> [DATA PROVIDED]
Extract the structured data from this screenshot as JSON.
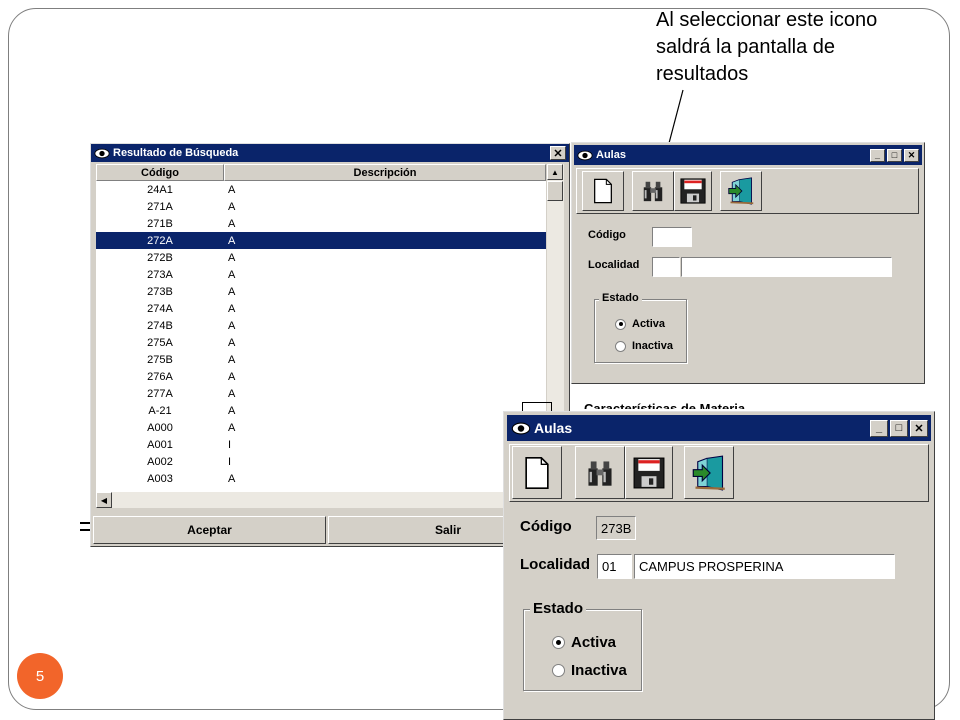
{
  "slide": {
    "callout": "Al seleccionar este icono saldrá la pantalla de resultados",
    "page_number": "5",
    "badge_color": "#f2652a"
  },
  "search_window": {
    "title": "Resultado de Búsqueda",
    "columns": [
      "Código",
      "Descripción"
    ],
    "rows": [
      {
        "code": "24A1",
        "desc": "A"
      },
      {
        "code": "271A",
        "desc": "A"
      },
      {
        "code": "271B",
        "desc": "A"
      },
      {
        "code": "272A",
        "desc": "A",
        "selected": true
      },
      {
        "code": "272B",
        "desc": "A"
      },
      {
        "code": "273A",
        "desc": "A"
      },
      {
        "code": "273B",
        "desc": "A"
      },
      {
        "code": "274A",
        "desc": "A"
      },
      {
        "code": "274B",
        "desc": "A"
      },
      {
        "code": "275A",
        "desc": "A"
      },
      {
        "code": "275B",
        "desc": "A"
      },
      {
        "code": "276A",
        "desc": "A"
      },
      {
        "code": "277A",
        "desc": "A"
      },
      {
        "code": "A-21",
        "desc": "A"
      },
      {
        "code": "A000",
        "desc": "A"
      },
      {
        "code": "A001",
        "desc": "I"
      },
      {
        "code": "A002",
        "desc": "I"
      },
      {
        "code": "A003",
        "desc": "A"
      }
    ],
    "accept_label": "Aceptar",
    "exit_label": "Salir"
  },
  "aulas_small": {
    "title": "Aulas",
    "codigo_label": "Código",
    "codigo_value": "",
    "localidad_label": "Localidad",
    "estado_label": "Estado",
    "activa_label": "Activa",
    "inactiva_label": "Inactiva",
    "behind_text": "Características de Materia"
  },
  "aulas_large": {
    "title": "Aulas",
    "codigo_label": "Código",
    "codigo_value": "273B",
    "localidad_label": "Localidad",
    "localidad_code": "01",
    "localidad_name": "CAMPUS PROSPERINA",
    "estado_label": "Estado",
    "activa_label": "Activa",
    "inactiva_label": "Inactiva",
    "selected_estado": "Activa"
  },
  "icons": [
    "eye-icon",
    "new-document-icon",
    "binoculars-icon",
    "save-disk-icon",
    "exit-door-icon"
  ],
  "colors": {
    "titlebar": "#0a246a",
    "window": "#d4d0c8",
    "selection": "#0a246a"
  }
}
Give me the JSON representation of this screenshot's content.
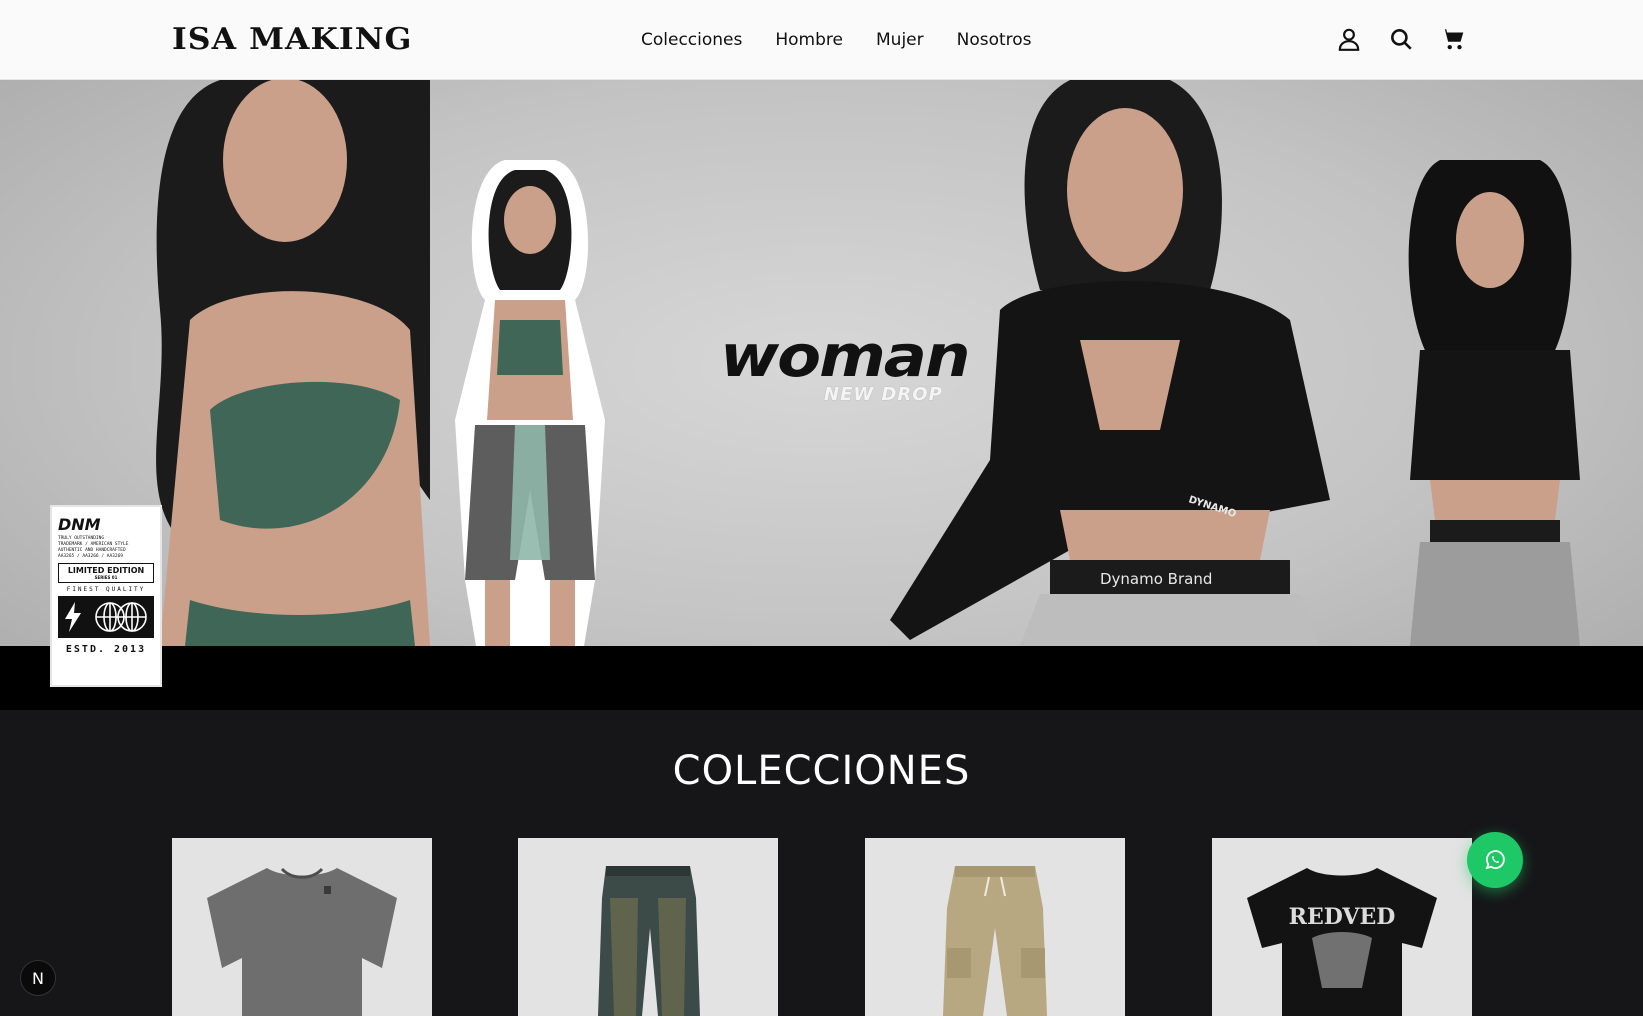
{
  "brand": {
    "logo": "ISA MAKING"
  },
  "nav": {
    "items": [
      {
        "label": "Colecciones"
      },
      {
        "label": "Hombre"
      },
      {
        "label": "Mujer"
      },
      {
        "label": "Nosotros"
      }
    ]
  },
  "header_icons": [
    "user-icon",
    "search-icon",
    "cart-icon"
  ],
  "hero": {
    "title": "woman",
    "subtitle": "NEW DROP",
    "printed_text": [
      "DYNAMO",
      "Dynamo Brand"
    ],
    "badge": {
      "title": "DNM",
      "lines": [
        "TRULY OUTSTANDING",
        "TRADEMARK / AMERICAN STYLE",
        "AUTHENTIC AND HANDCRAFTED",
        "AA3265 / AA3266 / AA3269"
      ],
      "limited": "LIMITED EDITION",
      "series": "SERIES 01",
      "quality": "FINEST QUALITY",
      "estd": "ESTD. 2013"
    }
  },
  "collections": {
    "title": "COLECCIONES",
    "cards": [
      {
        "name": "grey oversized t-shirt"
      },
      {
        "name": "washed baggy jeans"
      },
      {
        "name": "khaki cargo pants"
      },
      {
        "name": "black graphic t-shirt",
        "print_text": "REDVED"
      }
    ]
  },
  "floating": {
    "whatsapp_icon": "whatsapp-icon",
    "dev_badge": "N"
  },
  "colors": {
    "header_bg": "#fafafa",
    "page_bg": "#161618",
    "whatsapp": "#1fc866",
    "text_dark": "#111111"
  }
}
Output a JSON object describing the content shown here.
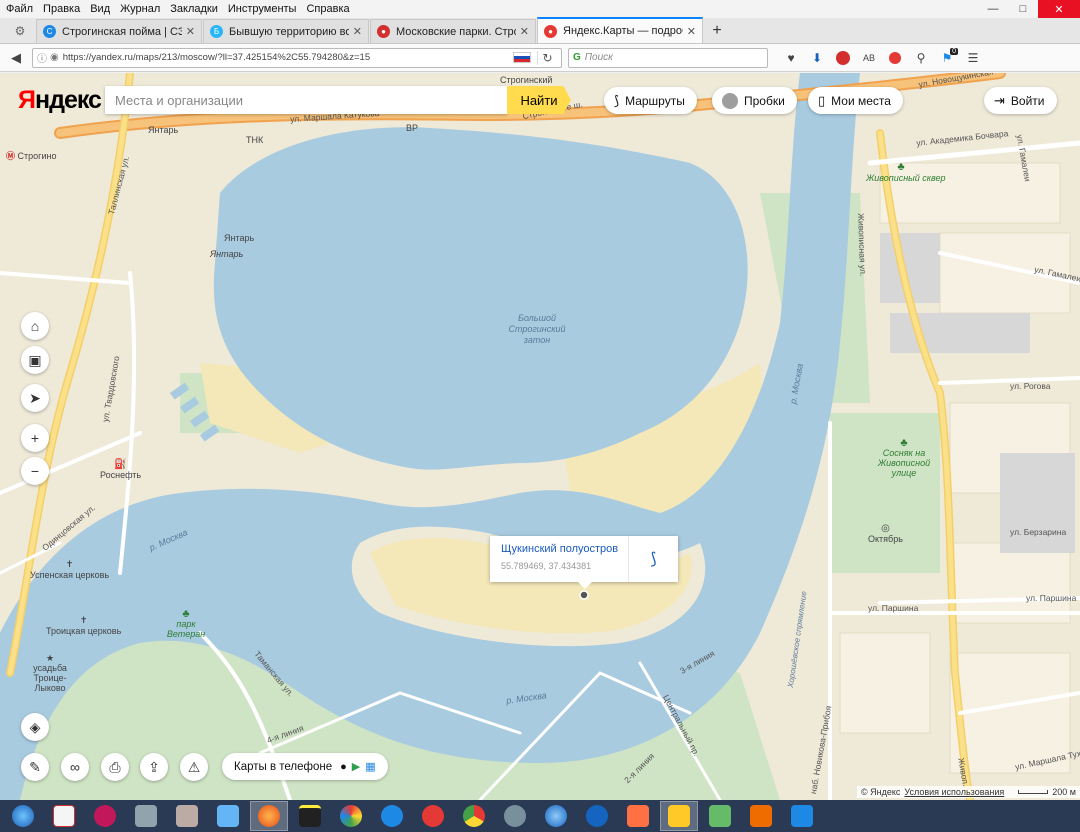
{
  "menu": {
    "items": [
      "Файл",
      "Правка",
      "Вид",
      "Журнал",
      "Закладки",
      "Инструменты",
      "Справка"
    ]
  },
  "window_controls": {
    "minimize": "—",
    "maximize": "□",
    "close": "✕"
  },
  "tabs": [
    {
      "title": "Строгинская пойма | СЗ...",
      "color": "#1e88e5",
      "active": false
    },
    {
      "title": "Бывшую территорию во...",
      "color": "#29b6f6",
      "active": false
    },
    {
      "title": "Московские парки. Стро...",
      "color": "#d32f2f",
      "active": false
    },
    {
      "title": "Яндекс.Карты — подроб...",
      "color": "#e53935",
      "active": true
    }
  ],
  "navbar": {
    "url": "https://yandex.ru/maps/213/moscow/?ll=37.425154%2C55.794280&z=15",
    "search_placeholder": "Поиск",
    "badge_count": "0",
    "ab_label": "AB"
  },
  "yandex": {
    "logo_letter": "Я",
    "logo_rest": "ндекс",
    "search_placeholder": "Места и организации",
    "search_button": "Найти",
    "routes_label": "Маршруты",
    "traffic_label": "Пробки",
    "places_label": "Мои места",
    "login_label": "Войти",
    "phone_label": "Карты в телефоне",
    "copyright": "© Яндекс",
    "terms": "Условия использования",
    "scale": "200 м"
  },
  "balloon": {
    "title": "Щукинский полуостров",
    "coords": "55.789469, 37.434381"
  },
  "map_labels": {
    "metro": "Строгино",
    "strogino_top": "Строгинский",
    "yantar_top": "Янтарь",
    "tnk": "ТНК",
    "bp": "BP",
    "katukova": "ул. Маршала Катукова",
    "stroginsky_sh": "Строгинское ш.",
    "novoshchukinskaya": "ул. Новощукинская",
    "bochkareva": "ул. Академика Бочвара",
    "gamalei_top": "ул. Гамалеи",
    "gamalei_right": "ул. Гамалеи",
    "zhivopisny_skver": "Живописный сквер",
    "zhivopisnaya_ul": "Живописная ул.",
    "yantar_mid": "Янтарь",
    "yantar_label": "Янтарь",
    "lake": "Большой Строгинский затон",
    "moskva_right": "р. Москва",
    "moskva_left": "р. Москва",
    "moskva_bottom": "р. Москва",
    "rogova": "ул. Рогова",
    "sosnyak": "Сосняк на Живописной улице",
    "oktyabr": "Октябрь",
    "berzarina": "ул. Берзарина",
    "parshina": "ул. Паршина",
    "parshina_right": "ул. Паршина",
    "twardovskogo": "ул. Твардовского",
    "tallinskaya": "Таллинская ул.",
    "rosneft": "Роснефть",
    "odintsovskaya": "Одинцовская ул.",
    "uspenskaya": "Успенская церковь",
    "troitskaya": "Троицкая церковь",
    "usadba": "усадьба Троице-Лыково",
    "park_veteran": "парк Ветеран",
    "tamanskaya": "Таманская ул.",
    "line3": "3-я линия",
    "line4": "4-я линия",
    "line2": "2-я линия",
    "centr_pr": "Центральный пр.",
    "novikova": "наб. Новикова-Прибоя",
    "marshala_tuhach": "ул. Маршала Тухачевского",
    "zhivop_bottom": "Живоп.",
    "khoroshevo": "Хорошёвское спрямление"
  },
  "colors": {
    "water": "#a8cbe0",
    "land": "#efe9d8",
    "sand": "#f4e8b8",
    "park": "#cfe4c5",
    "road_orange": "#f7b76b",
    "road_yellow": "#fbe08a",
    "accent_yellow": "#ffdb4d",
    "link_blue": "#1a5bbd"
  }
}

> [SHORT PROBLEM]
Find every line in the records that has the string "content", then state how many there are and nothing else.

> [SOLUTION]
2